------ Material supplied ------

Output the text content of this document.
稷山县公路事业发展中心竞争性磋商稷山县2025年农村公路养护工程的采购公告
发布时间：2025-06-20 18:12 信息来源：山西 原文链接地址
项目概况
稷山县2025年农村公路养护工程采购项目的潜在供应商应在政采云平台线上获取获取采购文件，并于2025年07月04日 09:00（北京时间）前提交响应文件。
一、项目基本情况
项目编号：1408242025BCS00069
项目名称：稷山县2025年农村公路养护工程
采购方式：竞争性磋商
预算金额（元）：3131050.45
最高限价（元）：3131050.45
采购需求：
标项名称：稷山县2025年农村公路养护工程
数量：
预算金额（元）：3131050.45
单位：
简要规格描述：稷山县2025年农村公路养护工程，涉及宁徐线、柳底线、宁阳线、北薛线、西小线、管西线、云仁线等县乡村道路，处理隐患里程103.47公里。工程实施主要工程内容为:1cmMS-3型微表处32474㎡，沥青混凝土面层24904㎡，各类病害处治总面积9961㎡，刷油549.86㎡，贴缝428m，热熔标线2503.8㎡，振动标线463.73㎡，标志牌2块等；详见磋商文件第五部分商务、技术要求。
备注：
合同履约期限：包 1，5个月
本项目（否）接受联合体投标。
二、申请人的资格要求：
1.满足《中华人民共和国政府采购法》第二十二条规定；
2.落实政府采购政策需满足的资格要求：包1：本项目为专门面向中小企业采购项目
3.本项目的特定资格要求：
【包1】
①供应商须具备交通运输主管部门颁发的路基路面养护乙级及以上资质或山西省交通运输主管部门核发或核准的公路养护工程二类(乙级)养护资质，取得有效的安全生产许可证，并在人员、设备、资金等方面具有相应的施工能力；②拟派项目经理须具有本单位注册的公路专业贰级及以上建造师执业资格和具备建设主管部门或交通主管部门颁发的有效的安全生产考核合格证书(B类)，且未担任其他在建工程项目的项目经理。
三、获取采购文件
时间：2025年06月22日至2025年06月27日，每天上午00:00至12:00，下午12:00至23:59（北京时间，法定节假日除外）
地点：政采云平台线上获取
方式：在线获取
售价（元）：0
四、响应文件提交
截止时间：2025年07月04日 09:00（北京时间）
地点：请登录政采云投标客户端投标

------
------ Material supplied ------

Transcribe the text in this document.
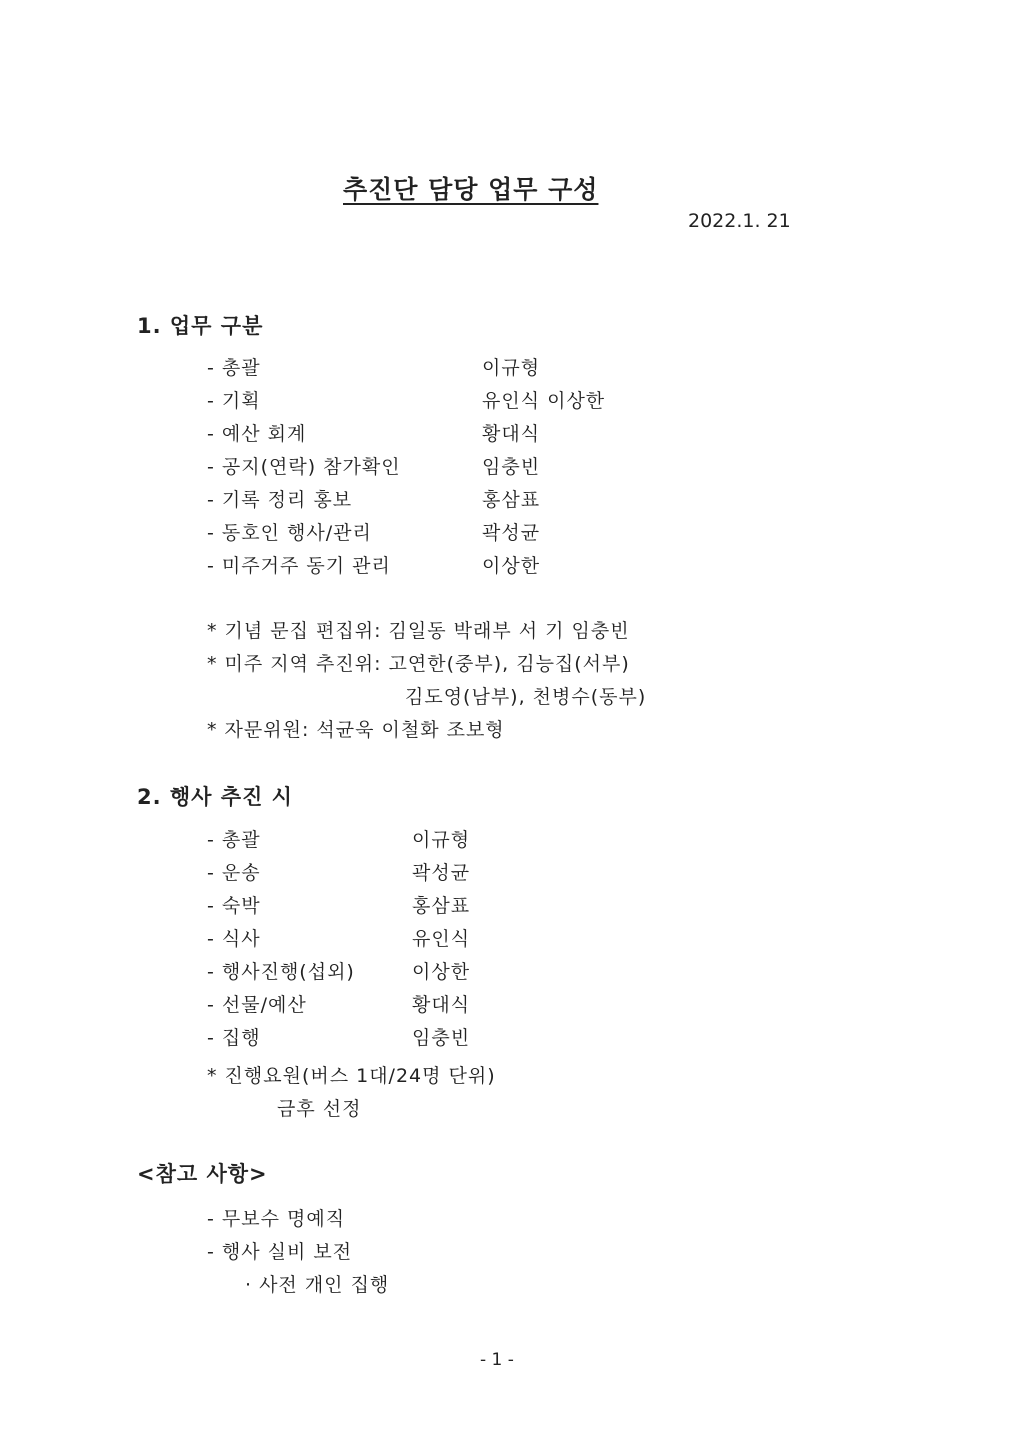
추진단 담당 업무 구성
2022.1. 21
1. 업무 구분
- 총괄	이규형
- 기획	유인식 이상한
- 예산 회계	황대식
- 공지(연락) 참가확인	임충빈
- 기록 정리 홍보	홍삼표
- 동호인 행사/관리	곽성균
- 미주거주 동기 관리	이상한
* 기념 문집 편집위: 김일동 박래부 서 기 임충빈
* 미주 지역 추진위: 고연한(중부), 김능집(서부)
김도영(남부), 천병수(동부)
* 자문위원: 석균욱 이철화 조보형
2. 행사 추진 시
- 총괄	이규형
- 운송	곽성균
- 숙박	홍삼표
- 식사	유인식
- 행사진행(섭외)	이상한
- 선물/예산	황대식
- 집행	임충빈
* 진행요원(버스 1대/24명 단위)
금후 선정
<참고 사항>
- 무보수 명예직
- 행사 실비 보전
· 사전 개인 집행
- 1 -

------

Scan the lines for the string "北京时间". Copy out each line that matches.

稷山县2025年农村公路养护工程采购项目的潜在供应商应在政采云平台线上获取获取采购文件，并于2025年07月04日 09:00（北京时间）前提交响应文件。
时间：2025年06月22日至2025年06月27日，每天上午00:00至12:00，下午12:00至23:59（北京时间，法定节假日除外）
截止时间：2025年07月04日 09:00（北京时间）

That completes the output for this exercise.